◆ Required tasks
1 - In the locomotive thread, rewrite the paragraph beginning "I recently purchased a MTH 2-8-8-8-2" as a short list that keeps its main facts.
2 - Decide whether each statement agrees with the locomotive thread. Answer yes or no for each, and quote the words from the thread that settle it.
(a) The Bachmann 10th anniversary 4-6-0 sells new for about $150.
(b) The front of the Triplex locomotive falls off completely.
(c) The DCS unit recognized the train when it was used with a PIKO transformer.
3 - Return the stretch of the locomotive thread from "I would recommend" through "much things cost..", copied word for word.

# MTH 2-8-8-8-2 Triplex Locomotive



## jbt (Jan 24, 2011)

I recently purchased a MTH 2-8-8-8-2 Triplex Locomotive. first off, it's heavy as heck. But the thing that bothers me the most is that the very front of the engine keeps falling away from the rest of the train. It doesn't fall off, but it falls away. I am wondering if anyone else who has purchased that same locomotive has had the same problem. Secondly, with it I purchased the MTH DCS remote control. Must I use AC power with this unit, or will any DC transformer work. I tried it with a PIKO transformer and the unit did not even recognize my train. Any help would be appreciated. Also, are there used G scale units for sale out there on some web site? I don't think my hobby will last long if I have to keep shelling out the costs for units that is associated with G scale.


----------



## Scottychaos (Jan 2, 2008)

jbt,
welcome to MLS! 
by "fall away" do you mean the front end keeps derailing? falling off the rails?
just need some more clarification on that before people can help you with that..


As for cost, starting with a MTH 2-8-8-8-2 you started off at the EXPENSIVE end of the hobby! 
there are many many locomotives MUCH less expensive than that..
I would recommend picking up a copy of "Garden Railways" magazine..that has lots of dealer advertisements that will show you what is available,
and how much things cost..
As a reference, one of the most common steam locomotives in the hobby is the Bachmann 10th anniversary 4-6-0 "Big Hauler" locomotive..
called the "annie" as a nick-name..
its a beautiful locomotive, well detailed, and sells new for about $150.

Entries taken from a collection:
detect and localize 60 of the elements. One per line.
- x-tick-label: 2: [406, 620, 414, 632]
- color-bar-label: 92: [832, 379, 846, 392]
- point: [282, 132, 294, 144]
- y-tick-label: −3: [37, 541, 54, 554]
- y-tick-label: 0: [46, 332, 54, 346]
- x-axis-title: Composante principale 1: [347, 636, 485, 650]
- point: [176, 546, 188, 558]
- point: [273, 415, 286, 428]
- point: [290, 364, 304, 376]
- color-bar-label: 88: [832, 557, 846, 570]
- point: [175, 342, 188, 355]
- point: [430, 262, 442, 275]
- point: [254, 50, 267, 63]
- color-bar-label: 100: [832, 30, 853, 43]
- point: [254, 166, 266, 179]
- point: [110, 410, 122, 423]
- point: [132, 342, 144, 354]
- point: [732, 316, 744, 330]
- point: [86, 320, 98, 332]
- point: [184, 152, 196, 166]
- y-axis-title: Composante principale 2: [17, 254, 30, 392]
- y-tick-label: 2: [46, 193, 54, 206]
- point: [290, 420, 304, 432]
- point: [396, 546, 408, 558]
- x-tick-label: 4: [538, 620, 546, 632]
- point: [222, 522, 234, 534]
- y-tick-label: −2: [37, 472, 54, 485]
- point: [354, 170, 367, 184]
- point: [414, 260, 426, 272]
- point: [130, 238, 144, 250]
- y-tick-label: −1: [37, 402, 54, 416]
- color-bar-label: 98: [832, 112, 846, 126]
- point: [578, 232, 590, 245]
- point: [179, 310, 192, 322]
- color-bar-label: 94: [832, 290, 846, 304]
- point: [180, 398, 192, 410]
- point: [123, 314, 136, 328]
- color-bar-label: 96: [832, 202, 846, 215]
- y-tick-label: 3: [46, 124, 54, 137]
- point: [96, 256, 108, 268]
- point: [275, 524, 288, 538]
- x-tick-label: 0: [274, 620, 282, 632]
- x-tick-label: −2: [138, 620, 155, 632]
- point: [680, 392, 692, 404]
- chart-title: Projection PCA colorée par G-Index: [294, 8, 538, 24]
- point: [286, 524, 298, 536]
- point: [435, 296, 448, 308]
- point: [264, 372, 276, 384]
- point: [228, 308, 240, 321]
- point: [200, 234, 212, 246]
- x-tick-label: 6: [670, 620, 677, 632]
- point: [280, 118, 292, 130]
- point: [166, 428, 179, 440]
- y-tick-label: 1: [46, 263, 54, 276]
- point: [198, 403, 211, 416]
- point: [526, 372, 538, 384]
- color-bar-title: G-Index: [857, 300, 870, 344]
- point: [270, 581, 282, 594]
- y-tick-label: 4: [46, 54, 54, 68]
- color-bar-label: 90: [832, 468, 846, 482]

◆ The answers
1 -
- The writer recently bought an MTH 2-8-8-8-2 Triplex locomotive and finds it very heavy.
- The biggest problem is that the very front of the engine keeps falling away from the rest of the train without actually falling off. The writer asks whether other owners have had the same problem.
- The writer also bought the MTH DCS remote control and asks whether it requires AC power or will work with any DC transformer. With a PIKO transformer, the unit did not recognize the train.
- The writer asks whether any website sells used G scale units. The writer adds that the hobby may not last if G scale costs stay this high.

2 -
(a) Yes: "sells new for about $150."
(b) No: "It doesn't fall off, but it falls away."
(c) No: "I tried it with a PIKO transformer and the unit did not even recognize my train."

3 -
I would recommend picking up a copy of "Garden Railways" magazine..that has lots of dealer advertisements that will show you what is available,
and how much things cost..